- [EXTRAIT FOURNI]

^^^^^^^^^^^^^^^^

Dans le cadre du bouquin que je suis en train d’écrire, je rencontre beaucoup de RH, de consultants, d’experts, pour leur demander de s’exprimer sur différents sujets : les nouveaux enjeux RH, les médias sociaux, la gestion des talents, etc. Et une question émerge régulièrement : l’entreprise doit-elle chercher à rendre ses collaborateurs heureux ?
C’est en lisant le JDD et l’interview du chef Thierry Marx, célèbre juré de Top chef, expliquant que le plus important pour réussir, ce sont des collaborateurs heureux, que j’ai eu envie d’écrire ce billet, en espérant que vous m’aiderez à répondre à cette épineuse question 😉
Les notions de bien-être, de satisfaction, de stress, d’engagement, qui sont des notions éminemment psychosociales, inondent actuellement les médias. L’union européenne rédige des directives visant à lutter contre la souffrance au travail. S’il est certain que l’entreprise peut influer négativement sur la santé mentale de ses collaborateurs en générant trop de stress, de pression, de conflits, …, ne fait-on pas fausse route en pensant que l’entreprise puisse influer positivement sur une notion aussi personnelle et intime que le bonheur ?
Le bonheur… de quoi parle-t-on ?
On pourrait consacrer des centaines de blogs à cette seule question, qui relève plus des sciences humaines que des sciences de gestion. Chercher à rendre ses collaborateurs heureux est en soi une hérésie puisque l’on ne sait même pas ce que revêt ce terme !
J’ai rencontré à de très nombreuses reprises des amis au Népal, très défavorisés, pour qui le bonheur se résumait simplement à avoir un travail afin de ne plus dormir dehors et pouvoir manger plus régulièrement. En France, pour une grande majorité de personnes (notamment les cadres), il est clair que le simple fait de percevoir une rémunération permettant d’avoir un toit et de quoi manger ne suffit pas pour être heureux. On en veut plus, du fait d’être placé dans un contexte économique et social plus favorisé où la question de la consommation est centrale et les comparaisons sont reines.
Puisqu’il est impossible de répondre sérieusement à la question posée, on peut tenter cette approximation : on s’estime heureux dans son travail lorsque l’on occupe un emploi qui nous plaît, dans un environnement qui nous convient, avec une rémunération que l’on trouve acceptable.

^^^^^^^^^^^^^^^^

- [TÂCHES À RÉALISER]
1 - Selon l'extrait fourni, à quoi se résumait le bonheur pour les amis très défavorisés rencontrés au Népal ?
2 - Recopiez à l'identique le passage de l'extrait fourni allant de « Puisqu’il est impossible » jusqu'à « l’on trouve acceptable. » inclus.

^^^^^^^^^^^^^^^^

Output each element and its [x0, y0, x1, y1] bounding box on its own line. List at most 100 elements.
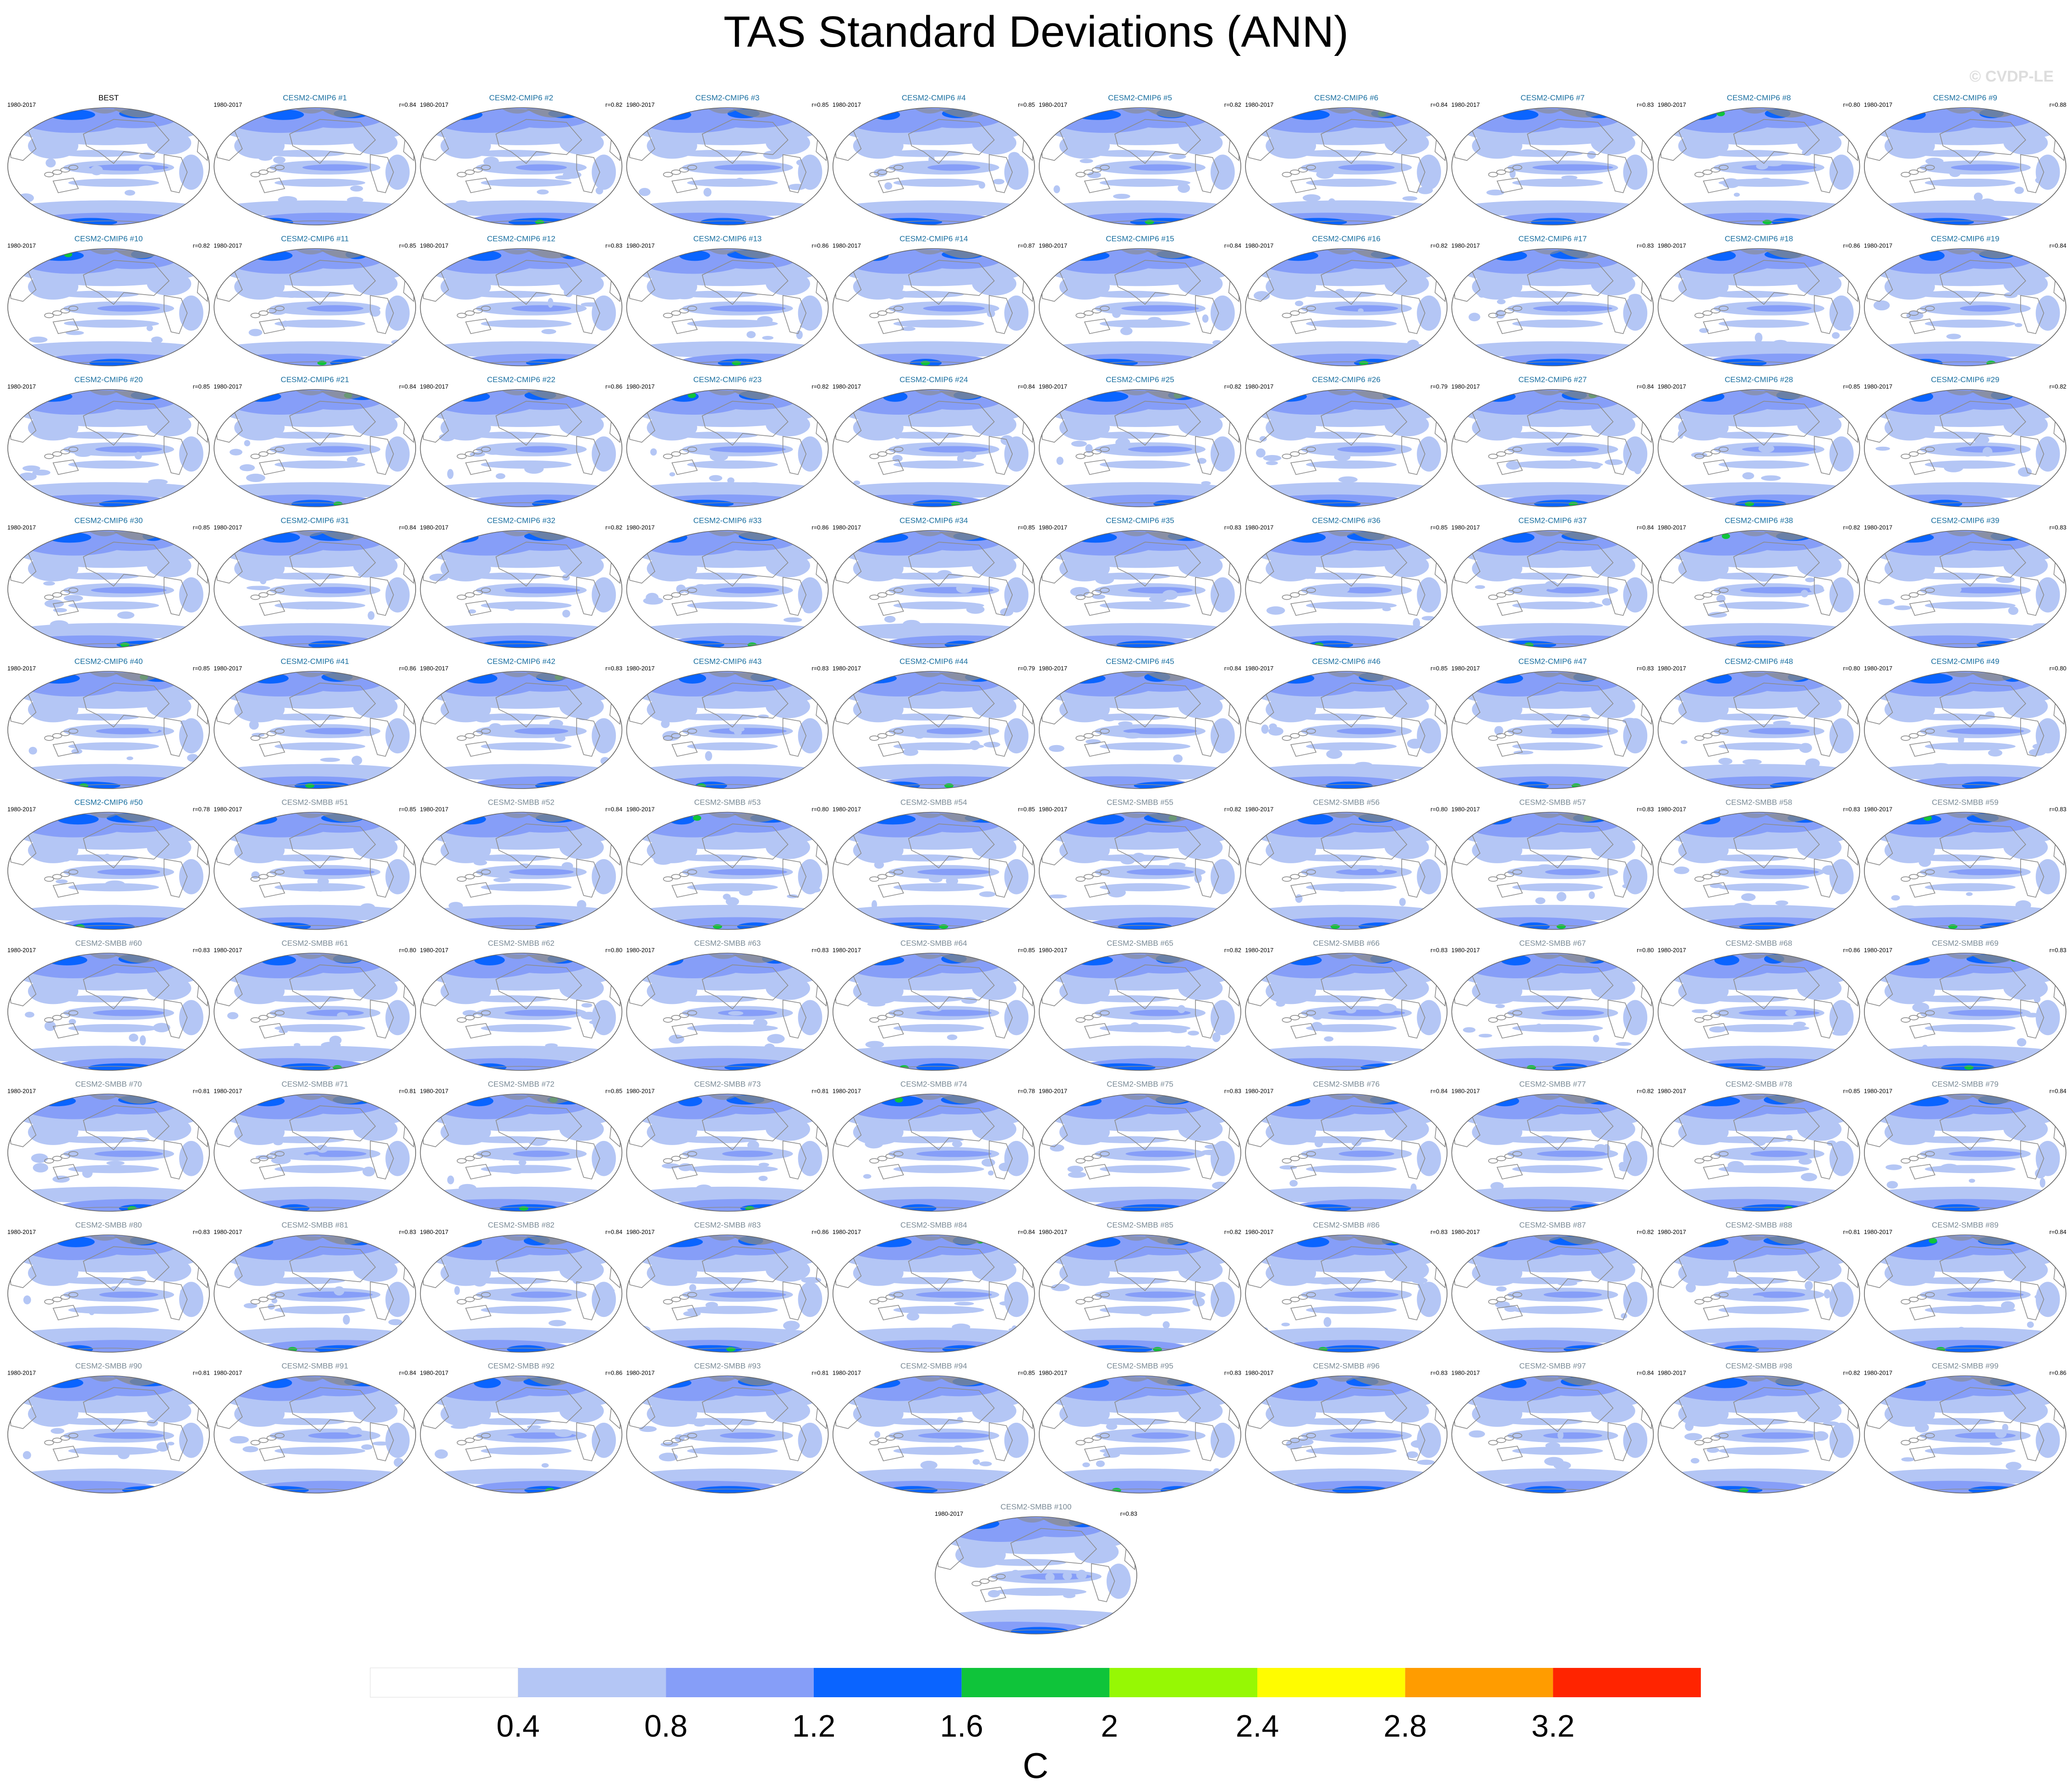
- map-field: [214, 1376, 416, 1493]
- panel-title: CESM2-CMIP6 #36: [1312, 516, 1381, 525]
- map-field: [1039, 671, 1241, 789]
- panel-correlation: r=0.84: [605, 1228, 622, 1235]
- panel-title: CESM2-CMIP6 #42: [487, 657, 555, 666]
- panel-period: 1980-2017: [1658, 1370, 1686, 1376]
- map-outline: [7, 671, 210, 789]
- map-panel: CESM2-CMIP6 #27 1980-2017 r=0.84: [1451, 375, 1654, 507]
- map-panel: CESM2-CMIP6 #19 1980-2017 r=0.84: [1864, 235, 2067, 367]
- map-panel: CESM2-CMIP6 #16 1980-2017 r=0.82: [1245, 235, 1447, 367]
- map-field: [1452, 248, 1654, 366]
- panel-period: 1980-2017: [420, 383, 448, 390]
- map-field: [833, 1376, 1035, 1493]
- map-field: [420, 1376, 622, 1493]
- panel-period: 1980-2017: [1658, 524, 1686, 531]
- panel-title: CESM2-CMIP6 #17: [1518, 235, 1587, 243]
- panel-title: CESM2-CMIP6 #3: [696, 93, 760, 102]
- map-outline: [1864, 248, 2067, 367]
- panel-correlation: r=0.81: [193, 1088, 210, 1095]
- panel-correlation: r=0.86: [399, 665, 416, 672]
- map-panel: CESM2-CMIP6 #44 1980-2017 r=0.79: [833, 657, 1035, 789]
- map-field: [420, 530, 622, 648]
- panel-correlation: r=0.85: [1018, 947, 1035, 954]
- panel-period: 1980-2017: [7, 806, 36, 813]
- map-field: [8, 248, 209, 366]
- map-field: [626, 812, 828, 930]
- panel-correlation: r=0.83: [2050, 947, 2067, 954]
- panel-period: 1980-2017: [420, 1088, 448, 1095]
- panel-title: CESM2-CMIP6 #1: [283, 93, 347, 102]
- panel-title: CESM2-SMBB #52: [488, 798, 555, 807]
- panel-correlation: r=0.86: [605, 1370, 622, 1376]
- map-panel: CESM2-CMIP6 #48 1980-2017 r=0.80: [1657, 657, 1860, 789]
- map-field: [1864, 1235, 2066, 1352]
- panel-title: CESM2-SMBB #97: [1519, 1362, 1586, 1371]
- map-outline: [420, 1093, 623, 1212]
- panel-period: 1980-2017: [1658, 1088, 1686, 1095]
- panel-correlation: r=0.82: [1224, 101, 1241, 108]
- map-field: [1864, 1094, 2066, 1212]
- panel-title: CESM2-SMBB #60: [75, 939, 142, 948]
- map-outline: [1864, 107, 2067, 225]
- map-panel: CESM2-SMBB #77 1980-2017 r=0.82: [1451, 1080, 1654, 1212]
- panel-correlation: r=0.83: [1637, 806, 1654, 813]
- map-panel: CESM2-SMBB #89 1980-2017 r=0.84: [1864, 1221, 2067, 1353]
- map-panel: CESM2-SMBB #92 1980-2017 r=0.86: [420, 1362, 622, 1494]
- panel-period: 1980-2017: [1658, 947, 1686, 954]
- map-panel: CESM2-CMIP6 #49 1980-2017 r=0.80: [1864, 657, 2067, 789]
- map-outline: [7, 389, 210, 507]
- map-field: [1452, 108, 1654, 225]
- panel-title: CESM2-CMIP6 #13: [693, 235, 762, 243]
- map-panel: CESM2-SMBB #99 1980-2017 r=0.86: [1864, 1362, 2067, 1494]
- map-panel: CESM2-CMIP6 #42 1980-2017 r=0.83: [420, 657, 622, 789]
- map-outline: [7, 811, 210, 930]
- map-panel: CESM2-CMIP6 #8 1980-2017 r=0.80: [1658, 93, 1860, 225]
- panel-correlation: r=0.83: [605, 242, 622, 249]
- panel-title: CESM2-CMIP6 #50: [74, 798, 143, 807]
- panel-period: 1980-2017: [1864, 665, 1892, 672]
- map-outline: [1451, 1375, 1654, 1494]
- map-field: [214, 812, 416, 930]
- panel-period: 1980-2017: [833, 806, 861, 813]
- panel-correlation: r=0.84: [1018, 383, 1035, 390]
- panel-title: CESM2-CMIP6 #49: [1931, 657, 1999, 666]
- panel-correlation: r=0.85: [1843, 383, 1860, 390]
- panel-correlation: r=0.86: [1843, 242, 1860, 249]
- map-outline: [1039, 811, 1241, 930]
- colorbar-tick-label: 1.6: [940, 1709, 983, 1744]
- panel-period: 1980-2017: [626, 101, 655, 108]
- panel-title: CESM2-CMIP6 #35: [1106, 516, 1174, 525]
- map-field: [214, 953, 416, 1070]
- panel-title: CESM2-CMIP6 #45: [1106, 657, 1174, 666]
- panel-period: 1980-2017: [1245, 1228, 1273, 1235]
- panel-period: 1980-2017: [1658, 242, 1686, 249]
- map-outline: [1864, 811, 2067, 930]
- map-panel: CESM2-SMBB #76 1980-2017 r=0.84: [1245, 1080, 1447, 1212]
- panel-period: 1980-2017: [214, 665, 242, 672]
- panel-period: 1980-2017: [1039, 1228, 1067, 1235]
- panel-correlation: r=0.84: [1018, 1228, 1035, 1235]
- panel-correlation: r=0.82: [605, 524, 622, 531]
- panel-correlation: r=0.83: [1843, 806, 1860, 813]
- panel-title: CESM2-SMBB #92: [488, 1362, 555, 1371]
- panel-period: 1980-2017: [420, 101, 448, 108]
- panel-title: CESM2-SMBB #75: [1107, 1080, 1173, 1089]
- map-field: [1039, 108, 1241, 225]
- map-outline: [833, 953, 1035, 1071]
- panel-period: 1980-2017: [7, 101, 36, 108]
- map-field: [420, 248, 622, 366]
- map-outline: [420, 389, 623, 507]
- panel-title: CESM2-CMIP6 #29: [1931, 375, 1999, 384]
- map-panel: CESM2-SMBB #100 1980-2017 r=0.83: [935, 1502, 1137, 1634]
- map-field: [1039, 1235, 1241, 1352]
- panel-correlation: r=0.84: [605, 806, 622, 813]
- panel-title: CESM2-CMIP6 #20: [74, 375, 143, 384]
- map-panel: CESM2-SMBB #71 1980-2017 r=0.81: [214, 1080, 416, 1212]
- map-outline: [1451, 953, 1654, 1071]
- panel-correlation: r=0.83: [2050, 524, 2067, 531]
- map-outline: [214, 248, 417, 367]
- map-outline: [1451, 248, 1654, 367]
- map-field: [1245, 812, 1447, 930]
- panel-period: 1980-2017: [1451, 1228, 1480, 1235]
- panel-title: CESM2-CMIP6 #34: [899, 516, 968, 525]
- map-outline: [1657, 671, 1860, 789]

^^^^^^^^^^^^^^^^

- [RÉSULTATS DES TÂCHES]
1 - À avoir un travail afin de ne plus dormir dehors et pouvoir manger plus régulièrement.

2 -
Puisqu’il est impossible de répondre sérieusement à la question posée, on peut tenter cette approximation : on s’estime heureux dans son travail lorsque l’on occupe un emploi qui nous plaît, dans un environnement qui nous convient, avec une rémunération que l’on trouve acceptable.